Set problem: Return every line of the data below that includes the string "object".

Provided data:
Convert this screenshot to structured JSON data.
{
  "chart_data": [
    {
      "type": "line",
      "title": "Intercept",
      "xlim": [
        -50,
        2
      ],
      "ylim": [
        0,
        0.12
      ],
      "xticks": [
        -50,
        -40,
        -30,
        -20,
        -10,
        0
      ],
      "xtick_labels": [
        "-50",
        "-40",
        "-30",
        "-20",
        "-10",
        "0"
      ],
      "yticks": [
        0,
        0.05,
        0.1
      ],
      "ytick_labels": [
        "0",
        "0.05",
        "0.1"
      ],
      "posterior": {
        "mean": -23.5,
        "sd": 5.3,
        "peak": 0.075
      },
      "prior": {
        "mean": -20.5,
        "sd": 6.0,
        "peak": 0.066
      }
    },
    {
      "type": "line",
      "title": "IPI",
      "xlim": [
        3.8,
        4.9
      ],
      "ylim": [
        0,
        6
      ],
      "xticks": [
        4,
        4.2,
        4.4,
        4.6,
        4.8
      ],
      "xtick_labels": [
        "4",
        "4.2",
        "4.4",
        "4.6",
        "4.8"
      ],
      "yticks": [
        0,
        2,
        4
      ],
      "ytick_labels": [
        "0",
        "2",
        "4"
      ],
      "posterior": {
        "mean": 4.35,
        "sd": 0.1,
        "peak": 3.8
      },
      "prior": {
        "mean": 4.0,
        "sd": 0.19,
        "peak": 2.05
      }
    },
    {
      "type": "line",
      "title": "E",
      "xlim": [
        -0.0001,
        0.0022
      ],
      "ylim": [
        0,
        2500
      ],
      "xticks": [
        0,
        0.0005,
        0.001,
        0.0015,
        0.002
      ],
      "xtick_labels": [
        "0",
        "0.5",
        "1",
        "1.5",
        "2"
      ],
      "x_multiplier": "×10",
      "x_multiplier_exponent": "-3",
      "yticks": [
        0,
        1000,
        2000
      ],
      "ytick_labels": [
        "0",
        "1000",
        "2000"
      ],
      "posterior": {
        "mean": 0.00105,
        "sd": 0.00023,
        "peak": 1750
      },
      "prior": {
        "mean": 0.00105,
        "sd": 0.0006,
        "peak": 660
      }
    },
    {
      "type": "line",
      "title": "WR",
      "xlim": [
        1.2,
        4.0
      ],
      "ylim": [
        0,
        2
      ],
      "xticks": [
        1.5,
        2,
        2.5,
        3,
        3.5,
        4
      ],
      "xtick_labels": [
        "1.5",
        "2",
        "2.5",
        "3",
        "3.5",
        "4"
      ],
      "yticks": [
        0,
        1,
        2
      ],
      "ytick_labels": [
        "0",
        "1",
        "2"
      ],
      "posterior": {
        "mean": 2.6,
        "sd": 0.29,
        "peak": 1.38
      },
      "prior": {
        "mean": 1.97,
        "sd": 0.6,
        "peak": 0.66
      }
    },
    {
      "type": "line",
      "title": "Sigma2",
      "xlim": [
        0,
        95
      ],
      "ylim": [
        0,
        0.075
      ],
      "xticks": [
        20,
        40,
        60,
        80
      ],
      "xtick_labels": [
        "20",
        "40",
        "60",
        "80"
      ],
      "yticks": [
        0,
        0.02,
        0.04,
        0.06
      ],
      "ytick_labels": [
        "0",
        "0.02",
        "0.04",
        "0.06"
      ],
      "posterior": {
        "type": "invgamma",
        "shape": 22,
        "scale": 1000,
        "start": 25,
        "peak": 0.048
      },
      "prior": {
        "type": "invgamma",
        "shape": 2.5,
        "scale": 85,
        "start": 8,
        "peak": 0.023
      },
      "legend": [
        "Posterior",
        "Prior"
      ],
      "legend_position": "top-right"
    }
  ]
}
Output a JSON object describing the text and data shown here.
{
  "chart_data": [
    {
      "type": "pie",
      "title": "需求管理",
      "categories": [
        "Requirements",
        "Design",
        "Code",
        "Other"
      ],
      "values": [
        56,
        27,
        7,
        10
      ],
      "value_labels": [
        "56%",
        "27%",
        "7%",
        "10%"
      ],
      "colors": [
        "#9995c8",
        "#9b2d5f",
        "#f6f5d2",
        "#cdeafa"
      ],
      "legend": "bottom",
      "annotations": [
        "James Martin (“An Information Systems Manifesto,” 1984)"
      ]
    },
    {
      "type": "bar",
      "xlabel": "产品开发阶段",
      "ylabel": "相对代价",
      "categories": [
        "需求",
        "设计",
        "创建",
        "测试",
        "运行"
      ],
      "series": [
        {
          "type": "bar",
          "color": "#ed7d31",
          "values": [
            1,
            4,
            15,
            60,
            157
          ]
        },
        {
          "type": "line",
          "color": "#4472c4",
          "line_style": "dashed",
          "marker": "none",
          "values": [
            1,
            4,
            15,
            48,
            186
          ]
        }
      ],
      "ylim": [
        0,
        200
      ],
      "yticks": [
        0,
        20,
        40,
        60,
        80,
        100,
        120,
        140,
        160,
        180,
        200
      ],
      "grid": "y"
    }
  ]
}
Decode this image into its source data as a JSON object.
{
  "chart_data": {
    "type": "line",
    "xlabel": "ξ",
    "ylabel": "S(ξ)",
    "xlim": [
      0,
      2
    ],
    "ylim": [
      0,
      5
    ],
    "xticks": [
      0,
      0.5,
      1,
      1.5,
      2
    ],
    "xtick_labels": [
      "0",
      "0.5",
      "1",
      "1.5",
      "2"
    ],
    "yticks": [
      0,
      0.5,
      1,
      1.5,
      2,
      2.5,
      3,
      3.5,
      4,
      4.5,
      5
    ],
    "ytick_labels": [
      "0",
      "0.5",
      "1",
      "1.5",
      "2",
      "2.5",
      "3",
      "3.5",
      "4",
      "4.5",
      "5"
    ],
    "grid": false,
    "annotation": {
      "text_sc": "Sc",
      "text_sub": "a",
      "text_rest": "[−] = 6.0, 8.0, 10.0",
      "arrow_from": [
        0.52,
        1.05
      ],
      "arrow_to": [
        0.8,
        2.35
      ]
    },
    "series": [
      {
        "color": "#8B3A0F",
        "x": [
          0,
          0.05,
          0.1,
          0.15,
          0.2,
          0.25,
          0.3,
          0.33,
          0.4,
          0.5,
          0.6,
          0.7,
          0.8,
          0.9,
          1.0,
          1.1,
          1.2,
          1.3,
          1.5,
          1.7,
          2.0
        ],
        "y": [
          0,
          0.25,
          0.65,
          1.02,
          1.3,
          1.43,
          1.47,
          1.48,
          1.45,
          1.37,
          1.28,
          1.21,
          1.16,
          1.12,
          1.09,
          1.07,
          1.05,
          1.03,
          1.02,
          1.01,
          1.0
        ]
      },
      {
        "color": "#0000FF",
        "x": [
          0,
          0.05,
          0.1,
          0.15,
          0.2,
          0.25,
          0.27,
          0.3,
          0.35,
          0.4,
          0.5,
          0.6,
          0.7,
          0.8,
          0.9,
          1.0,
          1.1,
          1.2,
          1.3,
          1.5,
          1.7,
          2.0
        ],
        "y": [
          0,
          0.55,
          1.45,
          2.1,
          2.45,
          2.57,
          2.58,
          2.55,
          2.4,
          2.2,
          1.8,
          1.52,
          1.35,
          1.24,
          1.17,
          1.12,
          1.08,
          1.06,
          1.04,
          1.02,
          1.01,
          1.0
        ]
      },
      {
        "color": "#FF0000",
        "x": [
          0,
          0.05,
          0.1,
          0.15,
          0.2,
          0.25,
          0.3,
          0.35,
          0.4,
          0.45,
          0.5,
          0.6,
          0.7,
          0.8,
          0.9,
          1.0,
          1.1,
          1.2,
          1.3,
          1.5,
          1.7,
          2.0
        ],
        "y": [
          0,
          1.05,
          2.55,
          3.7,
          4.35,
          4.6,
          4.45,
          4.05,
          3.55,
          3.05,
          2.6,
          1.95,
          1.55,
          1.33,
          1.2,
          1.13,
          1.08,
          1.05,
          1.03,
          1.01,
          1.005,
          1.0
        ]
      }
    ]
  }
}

Exercise result:
Output a JSON object describing the text and data shown here.
Decode this image into its source data as a JSON object.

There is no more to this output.